→ REQUIREMENTS: Look through the data below and return each line where "icon" appears.

### DATA FOR THIS TASK

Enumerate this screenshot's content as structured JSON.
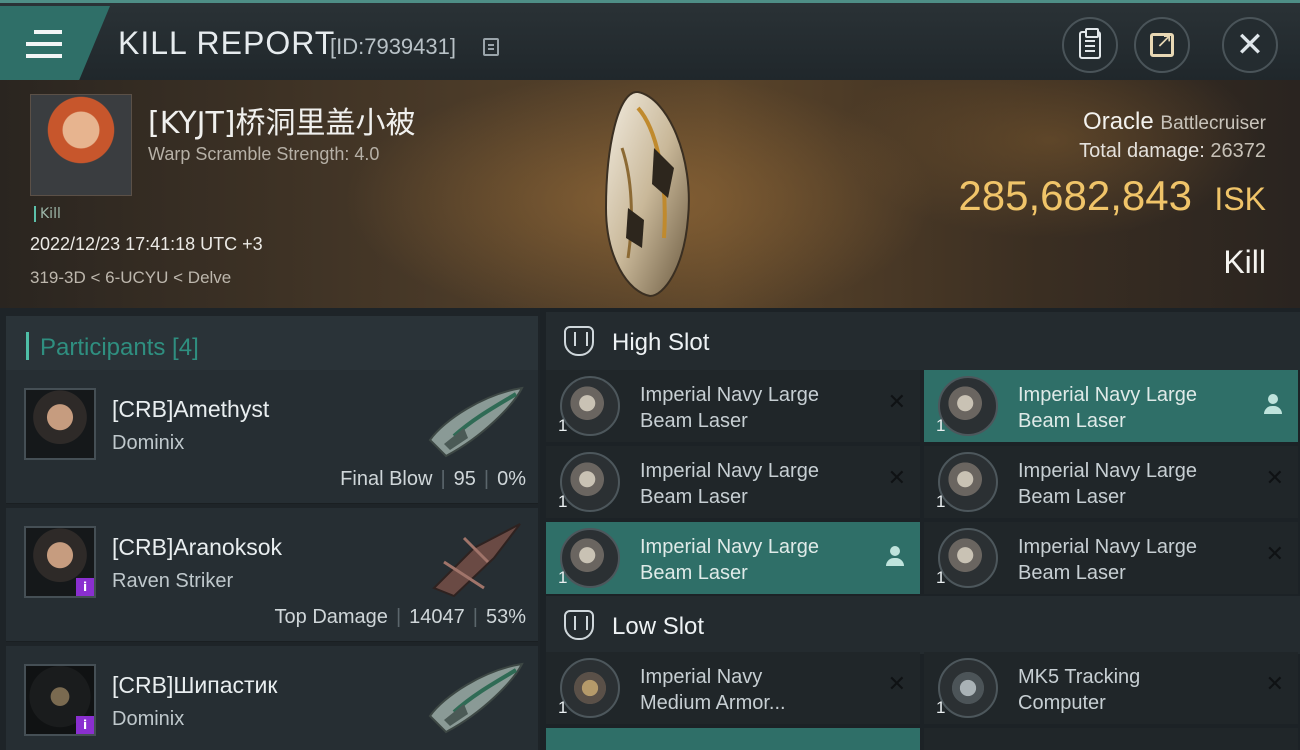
{
  "header": {
    "title": "KILL REPORT",
    "report_id": "[ID:7939431]",
    "menu_icon": "hamburger-icon",
    "buttons": [
      "clipboard-icon",
      "share-icon",
      "close-icon"
    ]
  },
  "victim": {
    "pilot_name": "[KYJT]桥洞里盖小被",
    "warp_scramble": "Warp Scramble Strength: 4.0",
    "tag": "Kill",
    "datetime": "2022/12/23 17:41:18 UTC +3",
    "location": "319-3D < 6-UCYU < Delve",
    "ship_name": "Oracle",
    "ship_class": "Battlecruiser",
    "total_damage_label": "Total damage:",
    "total_damage": "26372",
    "isk_value": "285,682,843",
    "isk_unit": "ISK",
    "result": "Kill"
  },
  "participants": {
    "title": "Participants [4]",
    "list": [
      {
        "name": "[CRB]Amethyst",
        "ship": "Dominix",
        "role": "Final Blow",
        "damage": "95",
        "percent": "0%",
        "badge": ""
      },
      {
        "name": "[CRB]Aranoksok",
        "ship": "Raven Striker",
        "role": "Top Damage",
        "damage": "14047",
        "percent": "53%",
        "badge": "i"
      },
      {
        "name": "[CRB]Шипастик",
        "ship": "Dominix",
        "role": "",
        "damage": "",
        "percent": "",
        "badge": "i"
      }
    ]
  },
  "fitting": {
    "high_slot_label": "High Slot",
    "low_slot_label": "Low Slot",
    "high_slot": [
      {
        "name_line1": "Imperial Navy Large",
        "name_line2": "Beam Laser",
        "qty": "1",
        "highlight": false,
        "marker": "x"
      },
      {
        "name_line1": "Imperial Navy Large",
        "name_line2": "Beam Laser",
        "qty": "1",
        "highlight": true,
        "marker": "person"
      },
      {
        "name_line1": "Imperial Navy Large",
        "name_line2": "Beam Laser",
        "qty": "1",
        "highlight": false,
        "marker": "x"
      },
      {
        "name_line1": "Imperial Navy Large",
        "name_line2": "Beam Laser",
        "qty": "1",
        "highlight": false,
        "marker": "x"
      },
      {
        "name_line1": "Imperial Navy Large",
        "name_line2": "Beam Laser",
        "qty": "1",
        "highlight": true,
        "marker": "person"
      },
      {
        "name_line1": "Imperial Navy Large",
        "name_line2": "Beam Laser",
        "qty": "1",
        "highlight": false,
        "marker": "x"
      }
    ],
    "low_slot": [
      {
        "name_line1": "Imperial Navy",
        "name_line2": "Medium Armor...",
        "qty": "1",
        "highlight": false,
        "marker": "x"
      },
      {
        "name_line1": "MK5 Tracking",
        "name_line2": "Computer",
        "qty": "1",
        "highlight": false,
        "marker": "x"
      }
    ]
  },
  "colors": {
    "accent": "#2f6f68",
    "isk_gold": "#f0c469",
    "purple_badge": "#8a2fd0"
  }
}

######

→ OUTPUT FOR THIS TASK:
    "menu_icon": "hamburger-icon",
      "clipboard-icon",
      "share-icon",
      "close-icon"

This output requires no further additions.